## Job
In the records that follow, locate every line with "Automatic" and extract it.

## Stored items from a collection
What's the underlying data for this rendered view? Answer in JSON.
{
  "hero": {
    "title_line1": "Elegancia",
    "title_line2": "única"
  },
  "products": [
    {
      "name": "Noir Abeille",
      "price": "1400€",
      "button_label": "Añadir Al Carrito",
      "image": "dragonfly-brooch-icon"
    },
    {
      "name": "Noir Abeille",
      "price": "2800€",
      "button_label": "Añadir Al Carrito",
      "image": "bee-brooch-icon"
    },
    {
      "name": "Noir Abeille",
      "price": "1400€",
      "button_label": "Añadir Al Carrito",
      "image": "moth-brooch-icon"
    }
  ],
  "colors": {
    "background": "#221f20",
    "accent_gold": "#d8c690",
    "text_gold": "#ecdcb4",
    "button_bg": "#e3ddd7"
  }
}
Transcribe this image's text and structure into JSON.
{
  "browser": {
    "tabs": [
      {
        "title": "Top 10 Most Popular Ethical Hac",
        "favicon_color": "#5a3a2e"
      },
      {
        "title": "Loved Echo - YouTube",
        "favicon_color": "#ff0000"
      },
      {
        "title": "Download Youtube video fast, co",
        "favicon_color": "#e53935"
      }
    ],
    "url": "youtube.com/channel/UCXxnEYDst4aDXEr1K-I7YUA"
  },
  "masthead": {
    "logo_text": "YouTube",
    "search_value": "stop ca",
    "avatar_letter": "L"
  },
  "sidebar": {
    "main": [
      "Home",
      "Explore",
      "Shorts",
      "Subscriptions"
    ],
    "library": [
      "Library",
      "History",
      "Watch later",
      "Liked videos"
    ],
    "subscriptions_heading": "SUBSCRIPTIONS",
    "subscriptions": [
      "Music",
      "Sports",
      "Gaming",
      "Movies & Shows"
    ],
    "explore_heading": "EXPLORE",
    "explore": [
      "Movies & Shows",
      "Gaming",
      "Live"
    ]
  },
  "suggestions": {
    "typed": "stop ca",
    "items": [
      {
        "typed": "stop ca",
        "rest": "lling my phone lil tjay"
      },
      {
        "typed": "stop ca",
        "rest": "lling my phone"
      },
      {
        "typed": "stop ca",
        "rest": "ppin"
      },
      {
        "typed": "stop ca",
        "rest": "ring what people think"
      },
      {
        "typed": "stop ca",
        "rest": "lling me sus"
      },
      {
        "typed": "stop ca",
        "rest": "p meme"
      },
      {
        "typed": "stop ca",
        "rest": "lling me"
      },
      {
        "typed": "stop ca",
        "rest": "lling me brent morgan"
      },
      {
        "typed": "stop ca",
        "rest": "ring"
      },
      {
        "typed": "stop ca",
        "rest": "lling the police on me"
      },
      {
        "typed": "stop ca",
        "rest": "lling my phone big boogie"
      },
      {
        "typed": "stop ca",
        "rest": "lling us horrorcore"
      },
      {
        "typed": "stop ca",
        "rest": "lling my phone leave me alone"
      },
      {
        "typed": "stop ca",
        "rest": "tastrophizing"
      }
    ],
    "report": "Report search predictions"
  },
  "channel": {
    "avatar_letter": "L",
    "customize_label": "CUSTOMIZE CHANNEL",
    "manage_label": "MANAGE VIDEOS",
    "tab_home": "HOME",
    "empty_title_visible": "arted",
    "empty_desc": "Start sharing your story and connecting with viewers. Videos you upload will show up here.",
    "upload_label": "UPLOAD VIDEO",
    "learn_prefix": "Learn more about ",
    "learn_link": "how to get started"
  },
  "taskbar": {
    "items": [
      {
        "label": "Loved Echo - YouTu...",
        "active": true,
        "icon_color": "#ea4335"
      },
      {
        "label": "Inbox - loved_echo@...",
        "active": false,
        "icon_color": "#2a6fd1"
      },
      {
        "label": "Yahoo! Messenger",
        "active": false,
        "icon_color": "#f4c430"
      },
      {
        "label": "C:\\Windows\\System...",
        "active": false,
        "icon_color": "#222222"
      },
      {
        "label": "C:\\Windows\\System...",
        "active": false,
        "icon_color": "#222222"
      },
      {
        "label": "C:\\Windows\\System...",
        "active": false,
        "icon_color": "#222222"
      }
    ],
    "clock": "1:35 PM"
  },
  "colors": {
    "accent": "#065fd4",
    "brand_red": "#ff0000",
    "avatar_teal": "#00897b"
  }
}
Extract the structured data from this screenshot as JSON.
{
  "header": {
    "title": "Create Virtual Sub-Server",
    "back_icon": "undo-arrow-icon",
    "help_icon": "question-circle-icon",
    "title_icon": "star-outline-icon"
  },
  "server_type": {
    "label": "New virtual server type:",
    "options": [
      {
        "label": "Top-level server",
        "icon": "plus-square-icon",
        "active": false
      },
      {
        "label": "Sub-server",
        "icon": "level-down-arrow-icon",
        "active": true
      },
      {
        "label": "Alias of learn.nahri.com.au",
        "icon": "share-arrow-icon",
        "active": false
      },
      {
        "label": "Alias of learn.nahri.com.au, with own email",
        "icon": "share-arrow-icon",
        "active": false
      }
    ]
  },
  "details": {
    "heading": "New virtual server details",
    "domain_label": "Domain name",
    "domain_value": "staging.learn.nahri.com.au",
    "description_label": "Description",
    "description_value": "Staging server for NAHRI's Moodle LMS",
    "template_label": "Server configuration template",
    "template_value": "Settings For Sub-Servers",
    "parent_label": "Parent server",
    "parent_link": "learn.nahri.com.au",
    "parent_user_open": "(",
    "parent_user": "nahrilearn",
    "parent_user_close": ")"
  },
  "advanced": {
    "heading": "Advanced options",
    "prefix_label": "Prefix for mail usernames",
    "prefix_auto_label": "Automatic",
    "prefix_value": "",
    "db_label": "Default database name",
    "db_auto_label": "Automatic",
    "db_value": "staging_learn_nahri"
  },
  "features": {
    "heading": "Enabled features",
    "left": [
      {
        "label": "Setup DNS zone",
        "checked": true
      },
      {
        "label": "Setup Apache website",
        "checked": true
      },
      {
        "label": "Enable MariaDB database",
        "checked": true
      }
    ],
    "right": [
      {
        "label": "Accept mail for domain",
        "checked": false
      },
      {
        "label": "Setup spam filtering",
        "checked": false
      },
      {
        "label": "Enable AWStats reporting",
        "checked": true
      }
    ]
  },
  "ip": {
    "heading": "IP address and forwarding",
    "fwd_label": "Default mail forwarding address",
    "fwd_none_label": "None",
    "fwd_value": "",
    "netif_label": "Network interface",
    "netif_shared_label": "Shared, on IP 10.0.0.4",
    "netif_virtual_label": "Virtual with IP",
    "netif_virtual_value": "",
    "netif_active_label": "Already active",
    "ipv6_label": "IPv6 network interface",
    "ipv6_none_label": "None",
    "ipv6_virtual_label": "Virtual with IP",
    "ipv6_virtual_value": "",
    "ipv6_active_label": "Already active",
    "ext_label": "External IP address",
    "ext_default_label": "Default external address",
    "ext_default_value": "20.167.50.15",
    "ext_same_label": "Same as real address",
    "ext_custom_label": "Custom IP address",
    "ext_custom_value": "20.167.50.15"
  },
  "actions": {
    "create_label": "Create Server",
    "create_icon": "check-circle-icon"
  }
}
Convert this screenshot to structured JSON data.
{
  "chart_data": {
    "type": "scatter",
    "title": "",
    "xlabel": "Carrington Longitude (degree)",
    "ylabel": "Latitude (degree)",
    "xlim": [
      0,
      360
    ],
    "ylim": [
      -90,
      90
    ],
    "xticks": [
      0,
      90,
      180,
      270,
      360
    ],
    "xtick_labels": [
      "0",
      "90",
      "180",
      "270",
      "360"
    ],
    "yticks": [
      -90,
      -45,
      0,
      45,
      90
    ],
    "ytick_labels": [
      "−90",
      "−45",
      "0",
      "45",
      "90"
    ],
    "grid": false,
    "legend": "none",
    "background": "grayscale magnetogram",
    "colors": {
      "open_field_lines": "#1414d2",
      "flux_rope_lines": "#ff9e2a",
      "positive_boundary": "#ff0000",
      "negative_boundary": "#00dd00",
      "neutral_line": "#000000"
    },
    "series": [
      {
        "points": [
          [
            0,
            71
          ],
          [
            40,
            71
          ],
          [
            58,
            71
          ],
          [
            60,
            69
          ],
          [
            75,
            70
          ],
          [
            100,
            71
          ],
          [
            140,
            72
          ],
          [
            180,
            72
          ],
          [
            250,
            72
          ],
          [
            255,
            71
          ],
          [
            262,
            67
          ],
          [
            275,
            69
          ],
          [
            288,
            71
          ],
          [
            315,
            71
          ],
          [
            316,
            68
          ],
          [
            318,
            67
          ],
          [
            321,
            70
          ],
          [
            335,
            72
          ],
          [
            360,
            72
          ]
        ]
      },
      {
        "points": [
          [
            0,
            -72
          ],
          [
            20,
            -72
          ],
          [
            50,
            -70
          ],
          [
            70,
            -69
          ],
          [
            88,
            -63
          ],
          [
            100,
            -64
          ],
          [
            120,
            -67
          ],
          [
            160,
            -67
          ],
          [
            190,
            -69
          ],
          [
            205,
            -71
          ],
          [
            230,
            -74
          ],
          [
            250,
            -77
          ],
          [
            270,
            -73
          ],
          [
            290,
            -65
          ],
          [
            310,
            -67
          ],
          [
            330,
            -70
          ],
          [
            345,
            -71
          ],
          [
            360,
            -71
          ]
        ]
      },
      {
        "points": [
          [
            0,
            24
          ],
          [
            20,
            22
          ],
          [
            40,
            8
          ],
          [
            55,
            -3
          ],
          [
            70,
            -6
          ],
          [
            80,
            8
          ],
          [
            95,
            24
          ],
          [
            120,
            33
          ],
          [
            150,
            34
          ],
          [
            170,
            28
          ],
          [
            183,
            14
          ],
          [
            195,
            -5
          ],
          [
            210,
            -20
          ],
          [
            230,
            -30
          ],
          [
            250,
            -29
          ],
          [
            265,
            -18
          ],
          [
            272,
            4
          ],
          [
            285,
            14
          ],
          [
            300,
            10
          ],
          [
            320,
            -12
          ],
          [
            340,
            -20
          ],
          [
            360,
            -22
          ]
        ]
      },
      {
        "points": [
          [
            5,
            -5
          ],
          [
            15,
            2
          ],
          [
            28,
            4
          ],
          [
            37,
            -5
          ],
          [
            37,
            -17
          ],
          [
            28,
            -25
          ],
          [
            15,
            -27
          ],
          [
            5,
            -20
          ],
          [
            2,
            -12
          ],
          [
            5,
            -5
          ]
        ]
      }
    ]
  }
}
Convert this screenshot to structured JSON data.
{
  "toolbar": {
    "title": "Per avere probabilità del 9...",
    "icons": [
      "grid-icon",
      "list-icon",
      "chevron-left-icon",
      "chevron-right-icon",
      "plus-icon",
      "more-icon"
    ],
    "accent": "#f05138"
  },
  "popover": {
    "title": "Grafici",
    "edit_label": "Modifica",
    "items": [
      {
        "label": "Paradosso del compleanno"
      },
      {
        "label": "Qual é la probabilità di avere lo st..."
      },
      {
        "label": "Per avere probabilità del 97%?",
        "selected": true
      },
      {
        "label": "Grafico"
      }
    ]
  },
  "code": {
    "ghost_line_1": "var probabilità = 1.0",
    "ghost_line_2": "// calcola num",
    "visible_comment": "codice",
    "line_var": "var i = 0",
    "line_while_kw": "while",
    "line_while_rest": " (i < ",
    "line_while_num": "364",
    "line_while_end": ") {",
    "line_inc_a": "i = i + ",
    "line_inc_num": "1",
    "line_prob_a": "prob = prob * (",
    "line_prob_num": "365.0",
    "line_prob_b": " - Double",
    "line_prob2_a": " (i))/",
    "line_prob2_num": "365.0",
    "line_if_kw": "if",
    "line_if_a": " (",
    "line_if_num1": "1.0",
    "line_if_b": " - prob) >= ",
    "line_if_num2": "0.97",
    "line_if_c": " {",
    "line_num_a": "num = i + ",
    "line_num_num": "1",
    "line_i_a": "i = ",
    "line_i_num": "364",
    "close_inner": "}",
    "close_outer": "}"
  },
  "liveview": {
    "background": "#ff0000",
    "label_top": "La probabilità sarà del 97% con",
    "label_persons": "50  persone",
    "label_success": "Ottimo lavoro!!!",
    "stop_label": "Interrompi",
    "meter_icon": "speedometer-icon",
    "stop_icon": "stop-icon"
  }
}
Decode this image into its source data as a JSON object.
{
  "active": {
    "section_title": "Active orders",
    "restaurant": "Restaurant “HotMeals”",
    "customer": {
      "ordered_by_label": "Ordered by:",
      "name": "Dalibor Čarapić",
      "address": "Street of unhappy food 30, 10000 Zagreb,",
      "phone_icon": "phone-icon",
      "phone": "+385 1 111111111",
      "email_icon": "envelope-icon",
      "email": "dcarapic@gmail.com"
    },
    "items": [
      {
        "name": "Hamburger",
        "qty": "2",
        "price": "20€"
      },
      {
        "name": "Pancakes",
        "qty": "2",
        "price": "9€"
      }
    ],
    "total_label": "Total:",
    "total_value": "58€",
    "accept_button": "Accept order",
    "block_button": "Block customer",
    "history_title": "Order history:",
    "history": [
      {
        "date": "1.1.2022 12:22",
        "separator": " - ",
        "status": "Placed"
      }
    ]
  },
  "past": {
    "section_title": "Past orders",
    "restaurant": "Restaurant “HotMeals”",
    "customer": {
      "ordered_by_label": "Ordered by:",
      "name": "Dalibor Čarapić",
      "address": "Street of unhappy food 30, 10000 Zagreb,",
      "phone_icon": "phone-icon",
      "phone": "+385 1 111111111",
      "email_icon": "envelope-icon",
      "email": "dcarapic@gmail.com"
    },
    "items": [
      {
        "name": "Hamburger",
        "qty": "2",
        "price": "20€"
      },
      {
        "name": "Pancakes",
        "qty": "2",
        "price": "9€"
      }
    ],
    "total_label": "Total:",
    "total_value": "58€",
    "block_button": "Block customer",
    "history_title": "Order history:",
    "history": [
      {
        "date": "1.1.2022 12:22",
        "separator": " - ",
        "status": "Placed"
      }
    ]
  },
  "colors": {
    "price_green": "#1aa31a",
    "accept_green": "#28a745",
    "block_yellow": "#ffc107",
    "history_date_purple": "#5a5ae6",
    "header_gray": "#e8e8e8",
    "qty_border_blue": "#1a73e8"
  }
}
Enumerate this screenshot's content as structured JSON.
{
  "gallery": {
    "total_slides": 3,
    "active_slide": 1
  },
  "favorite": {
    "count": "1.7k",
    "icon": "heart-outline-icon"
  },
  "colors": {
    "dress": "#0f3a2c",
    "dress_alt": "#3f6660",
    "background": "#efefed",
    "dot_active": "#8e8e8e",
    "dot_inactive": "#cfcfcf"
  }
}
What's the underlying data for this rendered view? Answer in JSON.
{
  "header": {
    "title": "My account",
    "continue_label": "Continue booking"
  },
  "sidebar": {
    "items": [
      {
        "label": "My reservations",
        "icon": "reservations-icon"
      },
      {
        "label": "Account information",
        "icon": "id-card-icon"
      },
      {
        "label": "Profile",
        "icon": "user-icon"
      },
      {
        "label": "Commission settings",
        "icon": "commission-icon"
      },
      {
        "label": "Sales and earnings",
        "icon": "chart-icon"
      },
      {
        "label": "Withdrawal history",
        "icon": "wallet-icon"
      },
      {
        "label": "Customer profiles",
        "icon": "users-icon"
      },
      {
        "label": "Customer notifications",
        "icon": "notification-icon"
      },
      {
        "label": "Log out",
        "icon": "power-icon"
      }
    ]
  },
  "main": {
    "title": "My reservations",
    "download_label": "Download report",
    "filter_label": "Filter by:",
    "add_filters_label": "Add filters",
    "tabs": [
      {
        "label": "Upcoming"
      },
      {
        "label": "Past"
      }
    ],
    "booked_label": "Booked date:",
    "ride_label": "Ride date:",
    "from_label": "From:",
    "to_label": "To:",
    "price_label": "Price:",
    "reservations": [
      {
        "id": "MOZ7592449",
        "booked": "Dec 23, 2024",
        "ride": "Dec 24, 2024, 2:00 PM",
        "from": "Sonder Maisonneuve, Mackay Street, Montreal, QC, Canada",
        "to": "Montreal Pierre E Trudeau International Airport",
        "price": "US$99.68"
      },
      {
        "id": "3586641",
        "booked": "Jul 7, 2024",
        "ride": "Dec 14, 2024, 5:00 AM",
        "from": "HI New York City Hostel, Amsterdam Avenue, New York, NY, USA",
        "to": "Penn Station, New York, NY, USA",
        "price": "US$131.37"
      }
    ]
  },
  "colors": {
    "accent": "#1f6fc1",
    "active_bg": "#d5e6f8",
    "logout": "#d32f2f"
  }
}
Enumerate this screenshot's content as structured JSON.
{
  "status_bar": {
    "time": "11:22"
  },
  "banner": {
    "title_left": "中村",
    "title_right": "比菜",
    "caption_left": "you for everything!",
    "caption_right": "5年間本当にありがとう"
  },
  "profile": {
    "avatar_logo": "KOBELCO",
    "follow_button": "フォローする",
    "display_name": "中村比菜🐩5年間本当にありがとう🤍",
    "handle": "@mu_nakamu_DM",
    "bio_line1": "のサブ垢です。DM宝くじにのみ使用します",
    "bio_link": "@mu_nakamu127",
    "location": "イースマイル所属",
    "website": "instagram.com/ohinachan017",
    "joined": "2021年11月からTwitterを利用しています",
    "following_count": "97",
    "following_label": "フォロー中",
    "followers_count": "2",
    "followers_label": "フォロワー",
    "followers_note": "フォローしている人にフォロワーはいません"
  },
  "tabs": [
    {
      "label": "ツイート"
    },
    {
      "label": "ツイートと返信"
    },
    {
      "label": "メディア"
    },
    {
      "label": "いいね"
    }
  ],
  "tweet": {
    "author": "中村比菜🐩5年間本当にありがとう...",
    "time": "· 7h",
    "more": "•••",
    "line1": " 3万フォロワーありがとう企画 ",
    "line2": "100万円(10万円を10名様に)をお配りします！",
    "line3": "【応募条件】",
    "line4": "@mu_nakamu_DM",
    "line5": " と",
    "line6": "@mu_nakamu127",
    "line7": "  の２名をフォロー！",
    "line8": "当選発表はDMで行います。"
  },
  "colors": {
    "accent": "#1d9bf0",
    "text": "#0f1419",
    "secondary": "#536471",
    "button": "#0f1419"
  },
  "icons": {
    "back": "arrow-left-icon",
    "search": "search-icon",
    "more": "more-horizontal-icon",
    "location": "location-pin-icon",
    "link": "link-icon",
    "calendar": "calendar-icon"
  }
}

## Task result
    "prefix_auto_label": "Automatic",
    "db_auto_label": "Automatic",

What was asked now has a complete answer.